| EXERCISE |
Tell how many lines include the string "text". Answer with a single number.
## Start DATA LINES
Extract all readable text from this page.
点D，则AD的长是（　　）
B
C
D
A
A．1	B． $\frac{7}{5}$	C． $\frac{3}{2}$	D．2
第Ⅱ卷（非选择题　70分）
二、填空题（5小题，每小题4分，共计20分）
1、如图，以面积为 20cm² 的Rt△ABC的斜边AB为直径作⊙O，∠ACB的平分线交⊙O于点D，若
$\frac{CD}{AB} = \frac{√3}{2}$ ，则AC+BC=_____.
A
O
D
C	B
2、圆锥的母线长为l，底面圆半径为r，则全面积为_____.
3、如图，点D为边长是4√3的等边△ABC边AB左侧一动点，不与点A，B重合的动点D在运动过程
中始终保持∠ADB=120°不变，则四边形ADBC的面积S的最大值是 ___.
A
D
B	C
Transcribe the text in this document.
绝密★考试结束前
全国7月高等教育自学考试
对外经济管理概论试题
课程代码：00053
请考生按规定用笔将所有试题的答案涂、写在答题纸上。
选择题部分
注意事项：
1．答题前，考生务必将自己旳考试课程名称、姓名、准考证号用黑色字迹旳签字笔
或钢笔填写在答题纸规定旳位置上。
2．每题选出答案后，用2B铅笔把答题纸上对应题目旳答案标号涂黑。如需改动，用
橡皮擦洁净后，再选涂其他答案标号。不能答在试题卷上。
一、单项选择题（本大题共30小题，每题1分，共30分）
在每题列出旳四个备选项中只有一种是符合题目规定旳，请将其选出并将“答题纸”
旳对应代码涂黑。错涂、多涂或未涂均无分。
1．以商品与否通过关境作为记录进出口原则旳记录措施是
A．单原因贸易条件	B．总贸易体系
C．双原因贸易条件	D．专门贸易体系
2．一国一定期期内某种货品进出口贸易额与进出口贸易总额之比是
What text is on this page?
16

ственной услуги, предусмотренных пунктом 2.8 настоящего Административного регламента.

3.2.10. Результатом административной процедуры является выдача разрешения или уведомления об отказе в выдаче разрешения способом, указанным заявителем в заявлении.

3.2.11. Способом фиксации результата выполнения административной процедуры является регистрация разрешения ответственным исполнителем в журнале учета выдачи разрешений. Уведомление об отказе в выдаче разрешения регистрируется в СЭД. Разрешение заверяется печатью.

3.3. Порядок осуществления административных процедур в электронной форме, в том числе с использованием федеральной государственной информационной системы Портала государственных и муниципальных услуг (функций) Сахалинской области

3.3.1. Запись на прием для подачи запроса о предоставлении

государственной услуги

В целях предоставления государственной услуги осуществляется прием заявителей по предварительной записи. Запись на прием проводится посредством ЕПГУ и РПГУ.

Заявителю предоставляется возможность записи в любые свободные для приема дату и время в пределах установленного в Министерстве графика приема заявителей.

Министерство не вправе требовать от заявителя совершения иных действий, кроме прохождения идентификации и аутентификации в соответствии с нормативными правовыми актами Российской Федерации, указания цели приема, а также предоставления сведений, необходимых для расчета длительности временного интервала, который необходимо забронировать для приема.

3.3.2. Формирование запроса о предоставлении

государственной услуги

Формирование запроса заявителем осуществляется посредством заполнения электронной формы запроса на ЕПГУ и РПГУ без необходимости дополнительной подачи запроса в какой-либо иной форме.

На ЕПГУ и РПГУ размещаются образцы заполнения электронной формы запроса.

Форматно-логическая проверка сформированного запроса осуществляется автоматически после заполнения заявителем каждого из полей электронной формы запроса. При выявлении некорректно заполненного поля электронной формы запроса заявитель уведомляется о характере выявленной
## End DATA LINES
| EXERCISE RESULT |
3